▶ [Written task]: Write out each line from the data below that includes the word "related".

═══ Provided data

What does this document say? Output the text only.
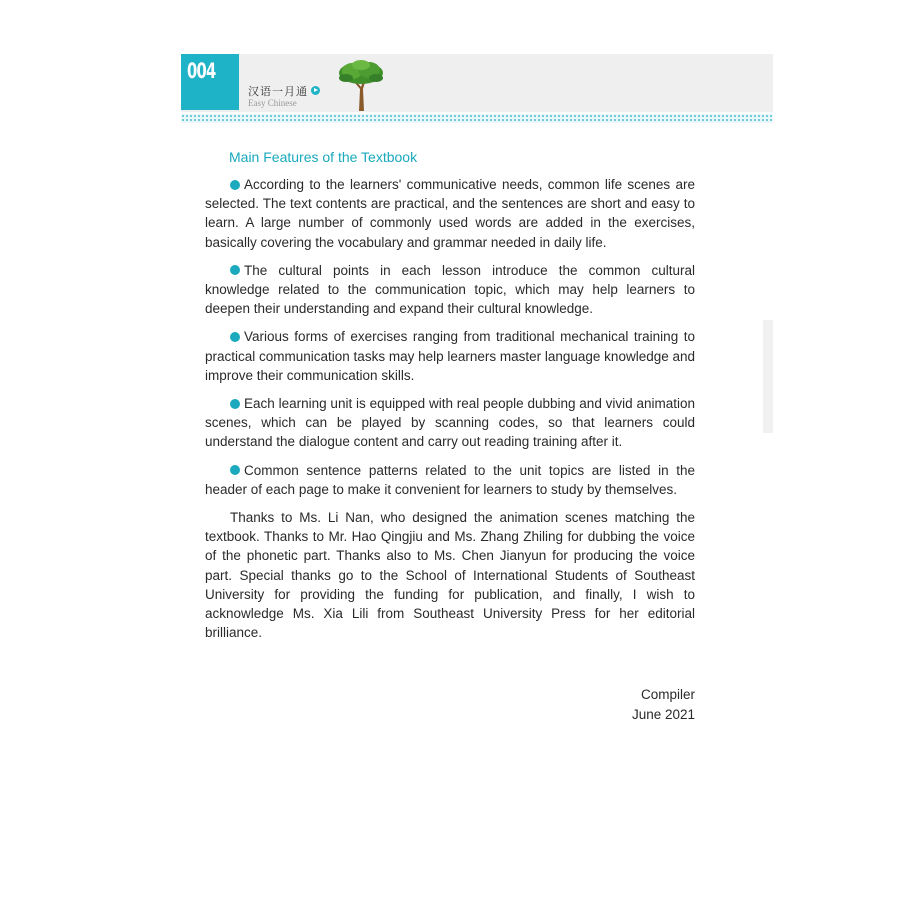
004
汉语一月通
Easy Chinese
Main Features of the Textbook

According to the learners' communicative needs, common life scenes are selected. The text contents are practical, and the sentences are short and easy to learn. A large number of commonly used words are added in the exercises, basically covering the vocabulary and grammar needed in daily life.

The cultural points in each lesson introduce the common cultural knowledge related to the communication topic, which may help learners to deepen their understanding and expand their cultural knowledge.

Various forms of exercises ranging from traditional mechanical training to practical communication tasks may help learners master language knowledge and improve their communication skills.

Each learning unit is equipped with real people dubbing and vivid animation scenes, which can be played by scanning codes, so that learners could understand the dialogue content and carry out reading training after it.

Common sentence patterns related to the unit topics are listed in the header of each page to make it convenient for learners to study by themselves.

Thanks to Ms. Li Nan, who designed the animation scenes matching the textbook. Thanks to Mr. Hao Qingjiu and Ms. Zhang Zhiling for dubbing the voice of the phonetic part. Thanks also to Ms. Chen Jianyun for producing the voice part. Special thanks go to the School of International Students of Southeast University for providing the funding for publication, and finally, I wish to acknowledge Ms. Xia Lili from Southeast University Press for her editorial brilliance.

Compiler
June 2021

══════

▶ [Written solution]:
The cultural points in each lesson introduce the common cultural knowledge related to the communication topic, which may help learners to deepen their understanding and expand their cultural knowledge.
Common sentence patterns related to the unit topics are listed in the header of each page to make it convenient for learners to study by themselves.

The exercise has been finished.